## What to work on
Within the material below, find each line bearing the word "data" and present it.
>> start
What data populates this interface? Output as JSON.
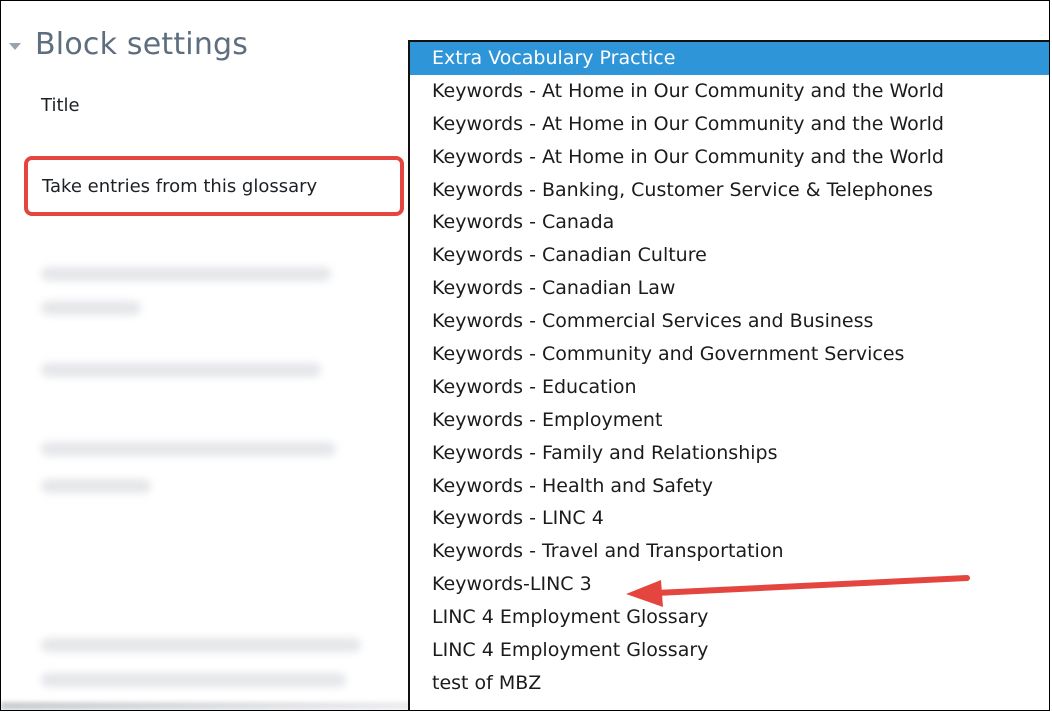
{
  "section": {
    "title": "Block settings"
  },
  "form": {
    "title_label": "Title",
    "glossary_label": "Take entries from this glossary"
  },
  "dropdown": {
    "selected_index": 0,
    "options": [
      "Extra Vocabulary Practice",
      "Keywords - At Home in Our Community and the World",
      "Keywords - At Home in Our Community and the World",
      "Keywords - At Home in Our Community and the World",
      "Keywords - Banking, Customer Service & Telephones",
      "Keywords - Canada",
      "Keywords - Canadian Culture",
      "Keywords - Canadian Law",
      "Keywords - Commercial Services and Business",
      "Keywords - Community and Government Services",
      "Keywords - Education",
      "Keywords - Employment",
      "Keywords - Family and Relationships",
      "Keywords - Health and Safety",
      "Keywords - LINC 4",
      "Keywords - Travel and Transportation",
      "Keywords-LINC 3",
      "LINC 4 Employment Glossary",
      "LINC 4 Employment Glossary",
      "test of MBZ"
    ]
  },
  "colors": {
    "highlight": "#e4463f",
    "selected_bg": "#2f95d9",
    "arrow": "#e4463f"
  }
}
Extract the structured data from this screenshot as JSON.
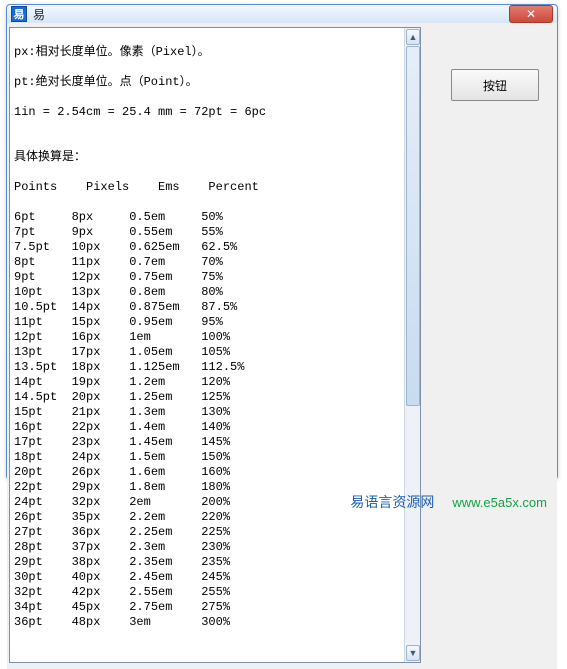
{
  "window": {
    "title": "易",
    "close_glyph": "✕"
  },
  "intro": {
    "line1": "px:相对长度单位。像素（Pixel）。",
    "line2": "pt:绝对长度单位。点（Point）。",
    "line3": "1in = 2.54cm = 25.4 mm = 72pt = 6pc",
    "line4": "",
    "line5": "具体换算是：",
    "header": "Points    Pixels    Ems    Percent"
  },
  "rows": [
    {
      "pt": "6pt",
      "px": "8px",
      "em": "0.5em",
      "pct": "50%"
    },
    {
      "pt": "7pt",
      "px": "9px",
      "em": "0.55em",
      "pct": "55%"
    },
    {
      "pt": "7.5pt",
      "px": "10px",
      "em": "0.625em",
      "pct": "62.5%"
    },
    {
      "pt": "8pt",
      "px": "11px",
      "em": "0.7em",
      "pct": "70%"
    },
    {
      "pt": "9pt",
      "px": "12px",
      "em": "0.75em",
      "pct": "75%"
    },
    {
      "pt": "10pt",
      "px": "13px",
      "em": "0.8em",
      "pct": "80%"
    },
    {
      "pt": "10.5pt",
      "px": "14px",
      "em": "0.875em",
      "pct": "87.5%"
    },
    {
      "pt": "11pt",
      "px": "15px",
      "em": "0.95em",
      "pct": "95%"
    },
    {
      "pt": "12pt",
      "px": "16px",
      "em": "1em",
      "pct": "100%"
    },
    {
      "pt": "13pt",
      "px": "17px",
      "em": "1.05em",
      "pct": "105%"
    },
    {
      "pt": "13.5pt",
      "px": "18px",
      "em": "1.125em",
      "pct": "112.5%"
    },
    {
      "pt": "14pt",
      "px": "19px",
      "em": "1.2em",
      "pct": "120%"
    },
    {
      "pt": "14.5pt",
      "px": "20px",
      "em": "1.25em",
      "pct": "125%"
    },
    {
      "pt": "15pt",
      "px": "21px",
      "em": "1.3em",
      "pct": "130%"
    },
    {
      "pt": "16pt",
      "px": "22px",
      "em": "1.4em",
      "pct": "140%"
    },
    {
      "pt": "17pt",
      "px": "23px",
      "em": "1.45em",
      "pct": "145%"
    },
    {
      "pt": "18pt",
      "px": "24px",
      "em": "1.5em",
      "pct": "150%"
    },
    {
      "pt": "20pt",
      "px": "26px",
      "em": "1.6em",
      "pct": "160%"
    },
    {
      "pt": "22pt",
      "px": "29px",
      "em": "1.8em",
      "pct": "180%"
    },
    {
      "pt": "24pt",
      "px": "32px",
      "em": "2em",
      "pct": "200%"
    },
    {
      "pt": "26pt",
      "px": "35px",
      "em": "2.2em",
      "pct": "220%"
    },
    {
      "pt": "27pt",
      "px": "36px",
      "em": "2.25em",
      "pct": "225%"
    },
    {
      "pt": "28pt",
      "px": "37px",
      "em": "2.3em",
      "pct": "230%"
    },
    {
      "pt": "29pt",
      "px": "38px",
      "em": "2.35em",
      "pct": "235%"
    },
    {
      "pt": "30pt",
      "px": "40px",
      "em": "2.45em",
      "pct": "245%"
    },
    {
      "pt": "32pt",
      "px": "42px",
      "em": "2.55em",
      "pct": "255%"
    },
    {
      "pt": "34pt",
      "px": "45px",
      "em": "2.75em",
      "pct": "275%"
    },
    {
      "pt": "36pt",
      "px": "48px",
      "em": "3em",
      "pct": "300%"
    }
  ],
  "button": {
    "label": "按钮"
  },
  "footer": {
    "brand": "易语言资源网",
    "url": "www.e5a5x.com"
  },
  "scroll": {
    "up": "▲",
    "down": "▼"
  }
}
>> end
## Answer to the task
What data populates this interface? Output as JSON.
Extract the structured data from this screenshot as JSON.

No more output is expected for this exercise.